■ Records ■

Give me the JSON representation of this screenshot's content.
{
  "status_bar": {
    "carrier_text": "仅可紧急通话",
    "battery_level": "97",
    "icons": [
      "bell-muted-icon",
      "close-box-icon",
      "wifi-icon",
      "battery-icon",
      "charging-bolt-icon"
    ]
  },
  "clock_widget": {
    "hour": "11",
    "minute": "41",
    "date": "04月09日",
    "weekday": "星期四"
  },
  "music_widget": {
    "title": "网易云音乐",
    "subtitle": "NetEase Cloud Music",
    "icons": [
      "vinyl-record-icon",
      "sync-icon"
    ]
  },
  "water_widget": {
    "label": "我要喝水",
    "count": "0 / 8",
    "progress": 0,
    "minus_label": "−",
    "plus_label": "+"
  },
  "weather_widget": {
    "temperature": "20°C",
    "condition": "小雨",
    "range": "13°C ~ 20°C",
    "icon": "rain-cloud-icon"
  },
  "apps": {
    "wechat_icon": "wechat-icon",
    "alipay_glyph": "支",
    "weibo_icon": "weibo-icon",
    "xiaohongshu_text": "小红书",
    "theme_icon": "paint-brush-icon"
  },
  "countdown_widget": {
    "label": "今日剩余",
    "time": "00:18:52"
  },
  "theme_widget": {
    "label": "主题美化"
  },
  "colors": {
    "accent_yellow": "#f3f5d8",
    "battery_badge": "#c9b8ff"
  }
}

...

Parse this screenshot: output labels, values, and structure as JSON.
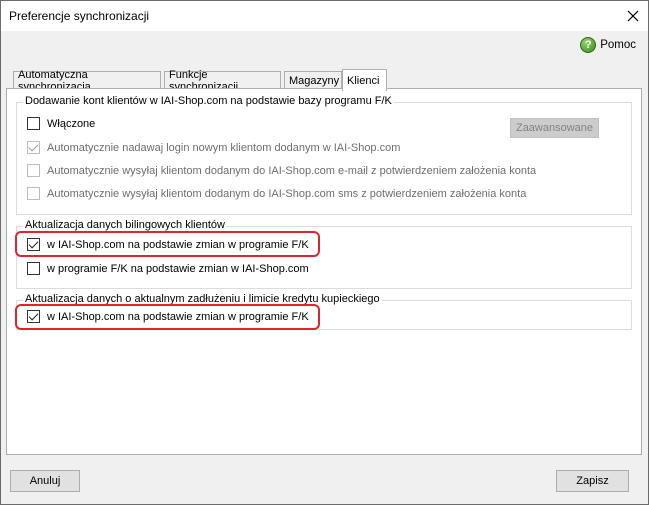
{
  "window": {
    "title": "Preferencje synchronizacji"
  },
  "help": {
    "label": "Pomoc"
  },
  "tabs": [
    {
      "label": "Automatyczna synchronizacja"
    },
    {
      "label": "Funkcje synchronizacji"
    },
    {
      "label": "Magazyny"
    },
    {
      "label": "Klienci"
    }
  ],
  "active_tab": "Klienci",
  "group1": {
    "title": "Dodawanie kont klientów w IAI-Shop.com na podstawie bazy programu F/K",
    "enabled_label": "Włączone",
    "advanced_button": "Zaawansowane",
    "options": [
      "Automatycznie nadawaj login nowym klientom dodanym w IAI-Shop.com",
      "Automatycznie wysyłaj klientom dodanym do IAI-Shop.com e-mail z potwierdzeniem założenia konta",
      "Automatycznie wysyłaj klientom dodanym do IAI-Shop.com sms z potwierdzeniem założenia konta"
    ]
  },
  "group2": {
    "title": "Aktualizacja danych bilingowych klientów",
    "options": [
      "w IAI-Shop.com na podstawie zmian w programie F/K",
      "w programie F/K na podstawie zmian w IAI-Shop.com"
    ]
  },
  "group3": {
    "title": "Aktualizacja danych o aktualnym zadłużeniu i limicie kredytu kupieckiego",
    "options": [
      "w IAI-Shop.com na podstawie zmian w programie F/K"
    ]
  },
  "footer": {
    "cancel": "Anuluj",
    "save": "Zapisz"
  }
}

...

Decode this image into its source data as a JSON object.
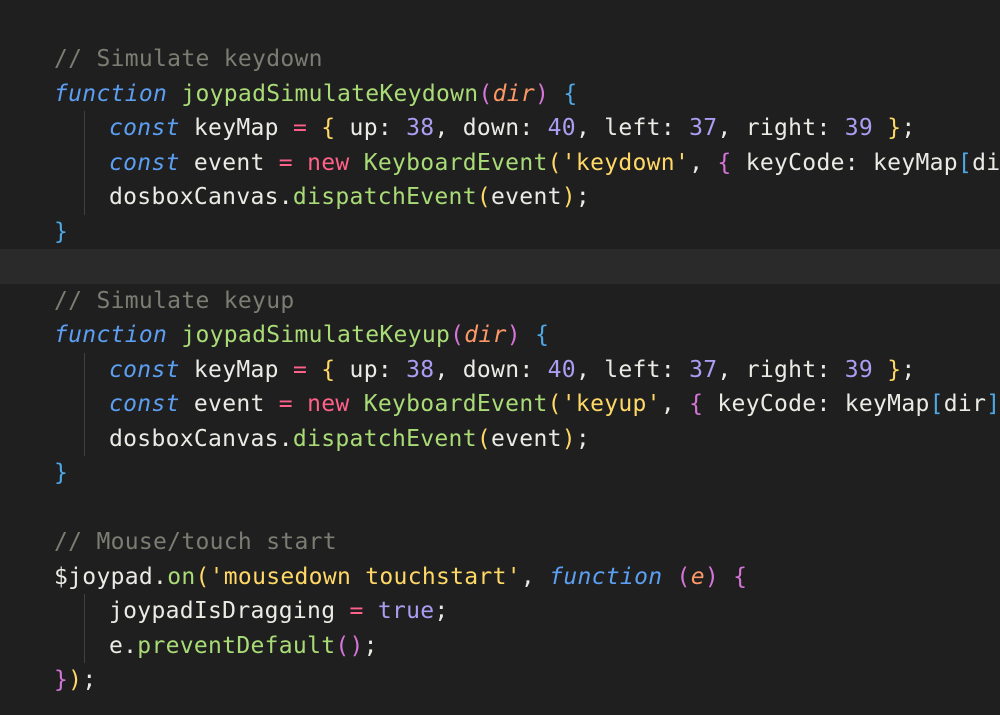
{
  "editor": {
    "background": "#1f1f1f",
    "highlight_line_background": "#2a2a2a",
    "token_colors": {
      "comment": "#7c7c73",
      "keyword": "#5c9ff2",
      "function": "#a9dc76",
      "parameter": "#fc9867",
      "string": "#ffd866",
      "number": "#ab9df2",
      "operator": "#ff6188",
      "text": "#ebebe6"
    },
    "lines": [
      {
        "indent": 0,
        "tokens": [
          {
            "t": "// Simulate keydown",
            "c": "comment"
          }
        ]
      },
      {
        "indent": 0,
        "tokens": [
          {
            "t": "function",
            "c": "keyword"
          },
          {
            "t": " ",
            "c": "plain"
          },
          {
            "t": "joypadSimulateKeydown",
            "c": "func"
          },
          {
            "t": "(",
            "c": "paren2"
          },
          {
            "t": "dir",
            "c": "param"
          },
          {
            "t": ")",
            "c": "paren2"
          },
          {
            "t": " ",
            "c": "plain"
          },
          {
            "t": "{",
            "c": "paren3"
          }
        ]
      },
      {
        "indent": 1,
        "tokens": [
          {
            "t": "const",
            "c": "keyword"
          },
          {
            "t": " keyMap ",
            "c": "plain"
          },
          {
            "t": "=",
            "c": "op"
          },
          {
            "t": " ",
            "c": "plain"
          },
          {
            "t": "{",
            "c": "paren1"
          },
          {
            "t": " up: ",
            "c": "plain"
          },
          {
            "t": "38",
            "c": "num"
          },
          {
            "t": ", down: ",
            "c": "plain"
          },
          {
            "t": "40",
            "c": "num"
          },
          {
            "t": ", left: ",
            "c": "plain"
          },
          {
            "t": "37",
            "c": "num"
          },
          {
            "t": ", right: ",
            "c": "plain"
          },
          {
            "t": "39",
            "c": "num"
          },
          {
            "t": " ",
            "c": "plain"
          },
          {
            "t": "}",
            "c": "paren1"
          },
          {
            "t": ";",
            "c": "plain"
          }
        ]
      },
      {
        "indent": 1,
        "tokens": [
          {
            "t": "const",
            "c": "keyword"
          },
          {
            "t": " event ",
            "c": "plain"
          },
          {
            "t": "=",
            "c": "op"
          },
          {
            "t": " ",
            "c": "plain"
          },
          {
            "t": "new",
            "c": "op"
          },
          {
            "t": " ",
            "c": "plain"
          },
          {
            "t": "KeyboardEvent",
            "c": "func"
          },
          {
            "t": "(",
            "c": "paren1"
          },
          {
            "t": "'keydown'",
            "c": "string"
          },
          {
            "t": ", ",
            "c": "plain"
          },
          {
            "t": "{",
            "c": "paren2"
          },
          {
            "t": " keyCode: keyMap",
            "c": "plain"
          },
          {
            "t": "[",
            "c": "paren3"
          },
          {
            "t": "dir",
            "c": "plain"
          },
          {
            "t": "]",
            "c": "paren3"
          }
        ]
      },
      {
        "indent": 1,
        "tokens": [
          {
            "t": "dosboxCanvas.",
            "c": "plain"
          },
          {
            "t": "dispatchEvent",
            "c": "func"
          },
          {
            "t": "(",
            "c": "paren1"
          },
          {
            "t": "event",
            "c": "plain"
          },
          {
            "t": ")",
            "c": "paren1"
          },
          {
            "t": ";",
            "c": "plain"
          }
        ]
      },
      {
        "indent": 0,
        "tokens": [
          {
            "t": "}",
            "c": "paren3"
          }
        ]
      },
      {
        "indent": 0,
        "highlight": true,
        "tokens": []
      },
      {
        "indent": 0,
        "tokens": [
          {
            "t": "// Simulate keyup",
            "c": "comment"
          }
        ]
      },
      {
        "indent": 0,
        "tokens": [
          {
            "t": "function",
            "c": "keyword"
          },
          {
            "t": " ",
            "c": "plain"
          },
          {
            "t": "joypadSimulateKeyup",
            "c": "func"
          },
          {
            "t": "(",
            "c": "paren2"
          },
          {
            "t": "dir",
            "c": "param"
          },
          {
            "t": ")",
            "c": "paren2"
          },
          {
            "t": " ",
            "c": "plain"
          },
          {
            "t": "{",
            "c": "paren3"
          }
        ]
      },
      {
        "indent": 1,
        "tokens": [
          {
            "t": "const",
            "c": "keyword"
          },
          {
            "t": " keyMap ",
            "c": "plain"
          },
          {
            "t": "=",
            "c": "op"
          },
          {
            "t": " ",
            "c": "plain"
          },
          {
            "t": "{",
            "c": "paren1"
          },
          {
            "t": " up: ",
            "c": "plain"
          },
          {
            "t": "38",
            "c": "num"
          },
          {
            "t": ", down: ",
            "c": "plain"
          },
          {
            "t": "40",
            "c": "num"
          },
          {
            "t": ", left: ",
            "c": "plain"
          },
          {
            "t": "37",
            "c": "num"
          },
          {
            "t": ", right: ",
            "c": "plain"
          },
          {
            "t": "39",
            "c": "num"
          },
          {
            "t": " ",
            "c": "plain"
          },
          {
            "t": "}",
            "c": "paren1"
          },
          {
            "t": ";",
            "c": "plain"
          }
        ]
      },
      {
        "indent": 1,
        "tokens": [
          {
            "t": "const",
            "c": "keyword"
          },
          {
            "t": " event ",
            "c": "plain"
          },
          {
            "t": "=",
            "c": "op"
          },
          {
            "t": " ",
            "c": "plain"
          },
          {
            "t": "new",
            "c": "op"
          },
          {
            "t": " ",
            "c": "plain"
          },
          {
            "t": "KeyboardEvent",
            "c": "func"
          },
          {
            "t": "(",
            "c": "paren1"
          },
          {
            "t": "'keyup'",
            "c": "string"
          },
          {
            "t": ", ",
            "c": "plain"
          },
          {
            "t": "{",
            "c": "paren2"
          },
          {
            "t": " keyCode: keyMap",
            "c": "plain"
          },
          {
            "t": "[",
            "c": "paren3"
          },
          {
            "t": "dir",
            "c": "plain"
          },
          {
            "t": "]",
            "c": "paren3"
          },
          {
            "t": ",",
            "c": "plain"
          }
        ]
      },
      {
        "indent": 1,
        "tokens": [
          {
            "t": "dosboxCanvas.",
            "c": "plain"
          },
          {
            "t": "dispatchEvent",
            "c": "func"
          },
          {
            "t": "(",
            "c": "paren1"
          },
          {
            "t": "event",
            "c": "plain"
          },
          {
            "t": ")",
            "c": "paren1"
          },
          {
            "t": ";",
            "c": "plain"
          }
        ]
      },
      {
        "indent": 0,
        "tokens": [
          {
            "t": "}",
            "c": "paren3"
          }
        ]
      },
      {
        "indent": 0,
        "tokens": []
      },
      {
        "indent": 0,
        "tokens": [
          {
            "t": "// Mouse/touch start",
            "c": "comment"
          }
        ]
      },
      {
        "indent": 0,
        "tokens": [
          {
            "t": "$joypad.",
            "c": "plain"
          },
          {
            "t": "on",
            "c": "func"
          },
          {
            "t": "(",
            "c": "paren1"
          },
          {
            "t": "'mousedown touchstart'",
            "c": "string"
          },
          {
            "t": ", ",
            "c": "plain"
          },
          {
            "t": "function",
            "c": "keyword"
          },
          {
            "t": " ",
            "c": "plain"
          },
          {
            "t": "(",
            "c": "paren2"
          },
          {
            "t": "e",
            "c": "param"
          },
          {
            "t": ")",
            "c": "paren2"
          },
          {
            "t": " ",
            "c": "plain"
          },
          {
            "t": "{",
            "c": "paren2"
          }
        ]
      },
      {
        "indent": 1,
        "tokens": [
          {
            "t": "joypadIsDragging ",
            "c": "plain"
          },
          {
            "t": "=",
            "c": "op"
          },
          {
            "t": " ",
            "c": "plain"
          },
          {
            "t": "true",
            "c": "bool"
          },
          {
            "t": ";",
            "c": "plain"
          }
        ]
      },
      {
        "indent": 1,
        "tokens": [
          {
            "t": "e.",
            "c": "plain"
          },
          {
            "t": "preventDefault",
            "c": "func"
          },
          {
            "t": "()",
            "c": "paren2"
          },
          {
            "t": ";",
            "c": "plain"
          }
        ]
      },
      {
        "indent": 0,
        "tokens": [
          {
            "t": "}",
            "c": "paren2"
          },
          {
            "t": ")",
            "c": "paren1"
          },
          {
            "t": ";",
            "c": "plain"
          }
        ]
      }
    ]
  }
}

■ What the task asks ■
Copy every line from the records above that contains the word "konta".

■ Response to the task ■
      "Automatycznie wysyłaj klientom dodanym do IAI-Shop.com e-mail z potwierdzeniem założenia konta",
      "Automatycznie wysyłaj klientom dodanym do IAI-Shop.com sms z potwierdzeniem założenia konta"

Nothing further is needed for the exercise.